> **Material for the task**:
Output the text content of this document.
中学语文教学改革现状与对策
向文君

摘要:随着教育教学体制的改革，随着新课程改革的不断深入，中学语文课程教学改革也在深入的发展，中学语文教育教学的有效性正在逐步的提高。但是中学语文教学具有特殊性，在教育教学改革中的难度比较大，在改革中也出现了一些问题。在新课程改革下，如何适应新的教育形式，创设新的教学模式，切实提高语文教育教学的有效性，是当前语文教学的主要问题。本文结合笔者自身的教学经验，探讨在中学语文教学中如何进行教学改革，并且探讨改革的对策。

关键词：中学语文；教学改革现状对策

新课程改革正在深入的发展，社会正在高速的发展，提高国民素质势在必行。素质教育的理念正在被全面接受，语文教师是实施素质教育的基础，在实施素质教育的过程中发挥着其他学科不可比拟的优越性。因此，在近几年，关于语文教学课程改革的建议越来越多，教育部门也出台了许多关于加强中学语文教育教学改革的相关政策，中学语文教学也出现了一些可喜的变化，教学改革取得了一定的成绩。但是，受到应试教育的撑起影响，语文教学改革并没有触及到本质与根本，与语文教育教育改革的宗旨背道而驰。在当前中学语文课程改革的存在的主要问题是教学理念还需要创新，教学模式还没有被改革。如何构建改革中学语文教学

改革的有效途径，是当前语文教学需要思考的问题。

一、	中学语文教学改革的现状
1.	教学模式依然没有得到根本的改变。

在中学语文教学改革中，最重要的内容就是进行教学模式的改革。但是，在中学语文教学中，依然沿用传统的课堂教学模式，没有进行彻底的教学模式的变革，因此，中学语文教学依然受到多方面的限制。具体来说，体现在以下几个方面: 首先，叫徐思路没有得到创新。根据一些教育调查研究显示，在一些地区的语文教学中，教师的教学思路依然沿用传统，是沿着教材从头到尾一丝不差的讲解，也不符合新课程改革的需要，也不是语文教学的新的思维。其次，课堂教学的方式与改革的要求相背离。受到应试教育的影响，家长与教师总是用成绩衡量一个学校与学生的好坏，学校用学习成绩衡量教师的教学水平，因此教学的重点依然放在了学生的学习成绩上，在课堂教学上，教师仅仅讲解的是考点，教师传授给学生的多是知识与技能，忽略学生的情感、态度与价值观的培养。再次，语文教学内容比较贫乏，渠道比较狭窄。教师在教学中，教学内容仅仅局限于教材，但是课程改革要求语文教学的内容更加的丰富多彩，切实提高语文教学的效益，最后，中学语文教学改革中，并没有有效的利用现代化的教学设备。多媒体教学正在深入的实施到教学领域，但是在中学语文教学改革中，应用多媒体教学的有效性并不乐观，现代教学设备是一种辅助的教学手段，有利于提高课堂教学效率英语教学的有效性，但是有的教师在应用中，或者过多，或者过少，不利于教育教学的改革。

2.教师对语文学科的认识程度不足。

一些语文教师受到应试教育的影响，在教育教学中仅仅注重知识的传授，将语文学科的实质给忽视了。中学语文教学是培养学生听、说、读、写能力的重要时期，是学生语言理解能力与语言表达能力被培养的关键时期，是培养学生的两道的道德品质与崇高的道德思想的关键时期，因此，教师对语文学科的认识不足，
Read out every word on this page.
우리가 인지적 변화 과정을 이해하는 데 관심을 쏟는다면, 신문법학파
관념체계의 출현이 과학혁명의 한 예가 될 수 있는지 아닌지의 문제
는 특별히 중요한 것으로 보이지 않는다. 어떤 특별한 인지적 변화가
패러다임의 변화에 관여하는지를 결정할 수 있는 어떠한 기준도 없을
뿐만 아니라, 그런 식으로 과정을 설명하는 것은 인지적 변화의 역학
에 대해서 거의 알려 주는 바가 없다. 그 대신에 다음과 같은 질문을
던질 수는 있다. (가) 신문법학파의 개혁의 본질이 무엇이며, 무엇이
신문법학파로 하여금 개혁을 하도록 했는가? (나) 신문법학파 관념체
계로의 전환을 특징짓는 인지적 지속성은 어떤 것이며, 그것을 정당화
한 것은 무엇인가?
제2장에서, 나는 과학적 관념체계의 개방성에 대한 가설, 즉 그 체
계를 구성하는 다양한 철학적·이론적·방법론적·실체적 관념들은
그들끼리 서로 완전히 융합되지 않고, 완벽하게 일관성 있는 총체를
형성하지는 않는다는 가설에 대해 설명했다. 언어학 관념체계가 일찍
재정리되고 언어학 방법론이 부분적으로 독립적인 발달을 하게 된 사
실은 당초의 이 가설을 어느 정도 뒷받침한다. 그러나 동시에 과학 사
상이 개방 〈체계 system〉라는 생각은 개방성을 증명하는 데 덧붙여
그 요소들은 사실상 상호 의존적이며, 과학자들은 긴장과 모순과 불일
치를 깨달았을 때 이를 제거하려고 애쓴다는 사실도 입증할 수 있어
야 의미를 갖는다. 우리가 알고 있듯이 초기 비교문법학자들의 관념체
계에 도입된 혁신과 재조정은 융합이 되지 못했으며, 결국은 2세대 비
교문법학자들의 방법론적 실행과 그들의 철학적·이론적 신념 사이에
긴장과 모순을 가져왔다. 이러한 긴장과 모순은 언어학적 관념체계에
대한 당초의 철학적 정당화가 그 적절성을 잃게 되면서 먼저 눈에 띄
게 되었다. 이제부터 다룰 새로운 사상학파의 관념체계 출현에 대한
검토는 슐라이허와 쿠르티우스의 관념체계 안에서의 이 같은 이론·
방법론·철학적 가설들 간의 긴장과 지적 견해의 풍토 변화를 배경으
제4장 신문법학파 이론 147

> **Do this**: Write the material out exactly, with nothing left out.

> **Finished task**:
Output the text content of this document.
中学语文教学改革现状与对策
向文君

摘要:随着教育教学体制的改革，随着新课程改革的不断深入，中学语文课程教学改革也在深入的发展，中学语文教育教学的有效性正在逐步的提高。但是中学语文教学具有特殊性，在教育教学改革中的难度比较大，在改革中也出现了一些问题。在新课程改革下，如何适应新的教育形式，创设新的教学模式，切实提高语文教育教学的有效性，是当前语文教学的主要问题。本文结合笔者自身的教学经验，探讨在中学语文教学中如何进行教学改革，并且探讨改革的对策。

关键词：中学语文；教学改革现状对策

新课程改革正在深入的发展，社会正在高速的发展，提高国民素质势在必行。素质教育的理念正在被全面接受，语文教师是实施素质教育的基础，在实施素质教育的过程中发挥着其他学科不可比拟的优越性。因此，在近几年，关于语文教学课程改革的建议越来越多，教育部门也出台了许多关于加强中学语文教育教学改革的相关政策，中学语文教学也出现了一些可喜的变化，教学改革取得了一定的成绩。但是，受到应试教育的撑起影响，语文教学改革并没有触及到本质与根本，与语文教育教育改革的宗旨背道而驰。在当前中学语文课程改革的存在的主要问题是教学理念还需要创新，教学模式还没有被改革。如何构建改革中学语文教学

改革的有效途径，是当前语文教学需要思考的问题。

一、	中学语文教学改革的现状
1.	教学模式依然没有得到根本的改变。

在中学语文教学改革中，最重要的内容就是进行教学模式的改革。但是，在中学语文教学中，依然沿用传统的课堂教学模式，没有进行彻底的教学模式的变革，因此，中学语文教学依然受到多方面的限制。具体来说，体现在以下几个方面: 首先，叫徐思路没有得到创新。根据一些教育调查研究显示，在一些地区的语文教学中，教师的教学思路依然沿用传统，是沿着教材从头到尾一丝不差的讲解，也不符合新课程改革的需要，也不是语文教学的新的思维。其次，课堂教学的方式与改革的要求相背离。受到应试教育的影响，家长与教师总是用成绩衡量一个学校与学生的好坏，学校用学习成绩衡量教师的教学水平，因此教学的重点依然放在了学生的学习成绩上，在课堂教学上，教师仅仅讲解的是考点，教师传授给学生的多是知识与技能，忽略学生的情感、态度与价值观的培养。再次，语文教学内容比较贫乏，渠道比较狭窄。教师在教学中，教学内容仅仅局限于教材，但是课程改革要求语文教学的内容更加的丰富多彩，切实提高语文教学的效益，最后，中学语文教学改革中，并没有有效的利用现代化的教学设备。多媒体教学正在深入的实施到教学领域，但是在中学语文教学改革中，应用多媒体教学的有效性并不乐观，现代教学设备是一种辅助的教学手段，有利于提高课堂教学效率英语教学的有效性，但是有的教师在应用中，或者过多，或者过少，不利于教育教学的改革。

2.教师对语文学科的认识程度不足。

一些语文教师受到应试教育的影响，在教育教学中仅仅注重知识的传授，将语文学科的实质给忽视了。中学语文教学是培养学生听、说、读、写能力的重要时期，是学生语言理解能力与语言表达能力被培养的关键时期，是培养学生的两道的道德品质与崇高的道德思想的关键时期，因此，教师对语文学科的认识不足，
Read out every word on this page.
우리가 인지적 변화 과정을 이해하는 데 관심을 쏟는다면, 신문법학파
관념체계의 출현이 과학혁명의 한 예가 될 수 있는지 아닌지의 문제
는 특별히 중요한 것으로 보이지 않는다. 어떤 특별한 인지적 변화가
패러다임의 변화에 관여하는지를 결정할 수 있는 어떠한 기준도 없을
뿐만 아니라, 그런 식으로 과정을 설명하는 것은 인지적 변화의 역학
에 대해서 거의 알려 주는 바가 없다. 그 대신에 다음과 같은 질문을
던질 수는 있다. (가) 신문법학파의 개혁의 본질이 무엇이며, 무엇이
신문법학파로 하여금 개혁을 하도록 했는가? (나) 신문법학파 관념체
계로의 전환을 특징짓는 인지적 지속성은 어떤 것이며, 그것을 정당화
한 것은 무엇인가?
제2장에서, 나는 과학적 관념체계의 개방성에 대한 가설, 즉 그 체
계를 구성하는 다양한 철학적·이론적·방법론적·실체적 관념들은
그들끼리 서로 완전히 융합되지 않고, 완벽하게 일관성 있는 총체를
형성하지는 않는다는 가설에 대해 설명했다. 언어학 관념체계가 일찍
재정리되고 언어학 방법론이 부분적으로 독립적인 발달을 하게 된 사
실은 당초의 이 가설을 어느 정도 뒷받침한다. 그러나 동시에 과학 사
상이 개방 〈체계 system〉라는 생각은 개방성을 증명하는 데 덧붙여
그 요소들은 사실상 상호 의존적이며, 과학자들은 긴장과 모순과 불일
치를 깨달았을 때 이를 제거하려고 애쓴다는 사실도 입증할 수 있어
야 의미를 갖는다. 우리가 알고 있듯이 초기 비교문법학자들의 관념체
계에 도입된 혁신과 재조정은 융합이 되지 못했으며, 결국은 2세대 비
교문법학자들의 방법론적 실행과 그들의 철학적·이론적 신념 사이에
긴장과 모순을 가져왔다. 이러한 긴장과 모순은 언어학적 관념체계에
대한 당초의 철학적 정당화가 그 적절성을 잃게 되면서 먼저 눈에 띄
게 되었다. 이제부터 다룰 새로운 사상학파의 관념체계 출현에 대한
검토는 슐라이허와 쿠르티우스의 관념체계 안에서의 이 같은 이론·
방법론·철학적 가설들 간의 긴장과 지적 견해의 풍토 변화를 배경으
제4장 신문법학파 이론 147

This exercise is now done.